* **Short exercise**
Each entry below should be written out exactly as it is, with no pictures.

** start **

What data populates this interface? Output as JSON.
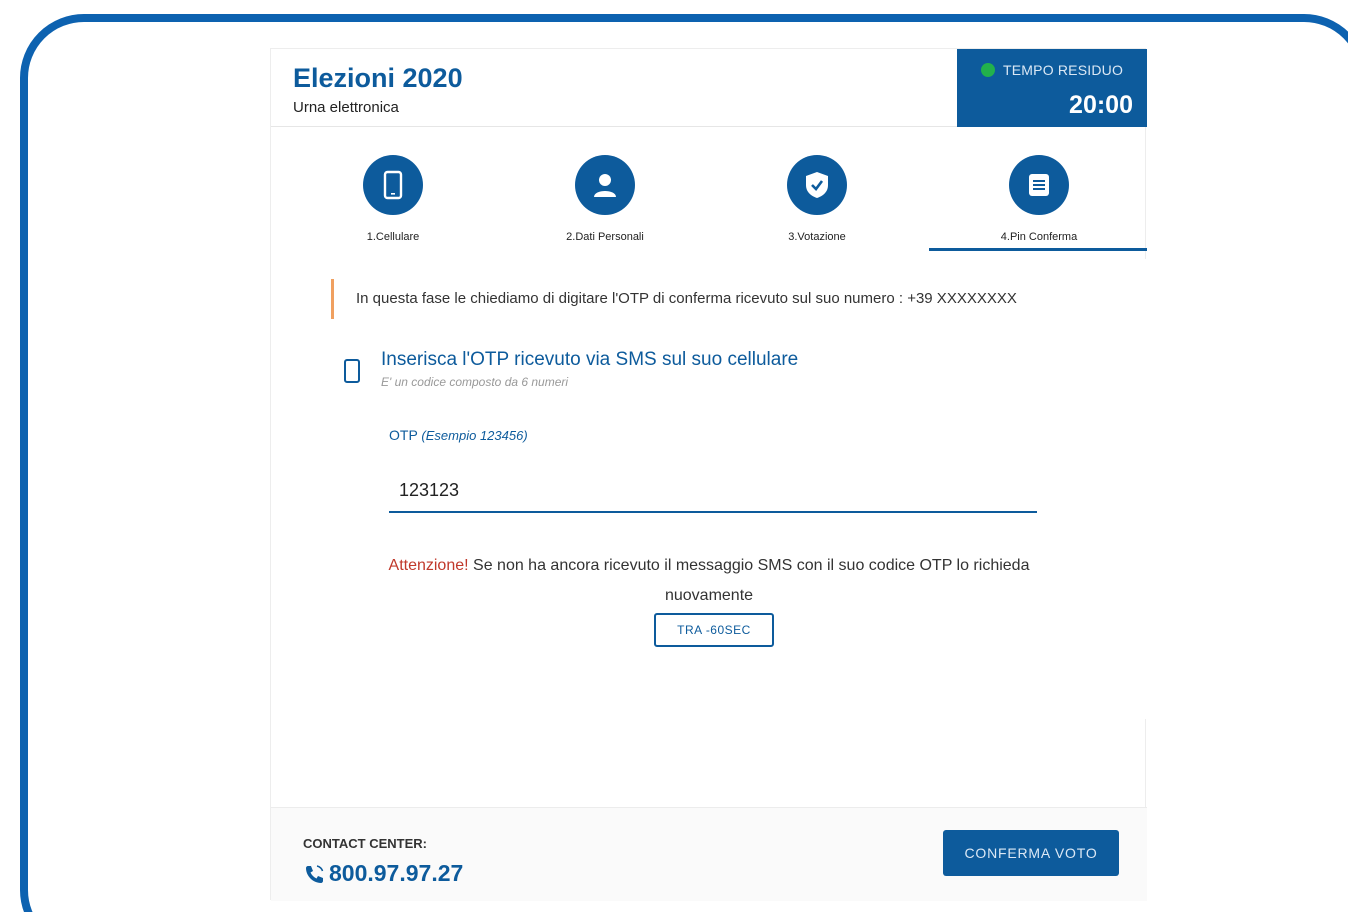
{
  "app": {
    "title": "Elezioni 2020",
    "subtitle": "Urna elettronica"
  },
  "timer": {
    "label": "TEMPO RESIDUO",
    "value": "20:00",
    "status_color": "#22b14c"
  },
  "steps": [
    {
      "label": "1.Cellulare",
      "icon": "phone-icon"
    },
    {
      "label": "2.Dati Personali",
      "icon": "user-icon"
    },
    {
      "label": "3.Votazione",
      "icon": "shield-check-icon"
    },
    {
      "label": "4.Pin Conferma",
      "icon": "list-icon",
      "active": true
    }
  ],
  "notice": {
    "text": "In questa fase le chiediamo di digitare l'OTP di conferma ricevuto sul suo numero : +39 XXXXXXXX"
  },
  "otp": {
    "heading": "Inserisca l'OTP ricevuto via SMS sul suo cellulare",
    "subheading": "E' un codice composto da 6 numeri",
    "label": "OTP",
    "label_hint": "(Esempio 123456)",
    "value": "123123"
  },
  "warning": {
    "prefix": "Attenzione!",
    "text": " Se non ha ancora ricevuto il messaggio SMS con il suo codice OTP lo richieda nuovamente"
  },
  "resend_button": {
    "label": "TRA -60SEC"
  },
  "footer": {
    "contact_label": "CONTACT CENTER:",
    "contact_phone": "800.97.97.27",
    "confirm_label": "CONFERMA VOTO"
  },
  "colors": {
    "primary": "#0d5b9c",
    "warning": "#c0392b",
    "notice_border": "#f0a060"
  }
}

** end **

* **The result**
What data populates this interface? Output as JSON.
{
  "app": {
    "title": "Elezioni 2020",
    "subtitle": "Urna elettronica"
  },
  "timer": {
    "label": "TEMPO RESIDUO",
    "value": "20:00",
    "status_color": "#22b14c"
  },
  "steps": [
    {
      "label": "1.Cellulare",
      "icon": "phone-icon"
    },
    {
      "label": "2.Dati Personali",
      "icon": "user-icon"
    },
    {
      "label": "3.Votazione",
      "icon": "shield-check-icon"
    },
    {
      "label": "4.Pin Conferma",
      "icon": "list-icon",
      "active": true
    }
  ],
  "notice": {
    "text": "In questa fase le chiediamo di digitare l'OTP di conferma ricevuto sul suo numero : +39 XXXXXXXX"
  },
  "otp": {
    "heading": "Inserisca l'OTP ricevuto via SMS sul suo cellulare",
    "subheading": "E' un codice composto da 6 numeri",
    "label": "OTP",
    "label_hint": "(Esempio 123456)",
    "value": "123123"
  },
  "warning": {
    "prefix": "Attenzione!",
    "text": " Se non ha ancora ricevuto il messaggio SMS con il suo codice OTP lo richieda nuovamente"
  },
  "resend_button": {
    "label": "TRA -60SEC"
  },
  "footer": {
    "contact_label": "CONTACT CENTER:",
    "contact_phone": "800.97.97.27",
    "confirm_label": "CONFERMA VOTO"
  },
  "colors": {
    "primary": "#0d5b9c",
    "warning": "#c0392b",
    "notice_border": "#f0a060"
  }
}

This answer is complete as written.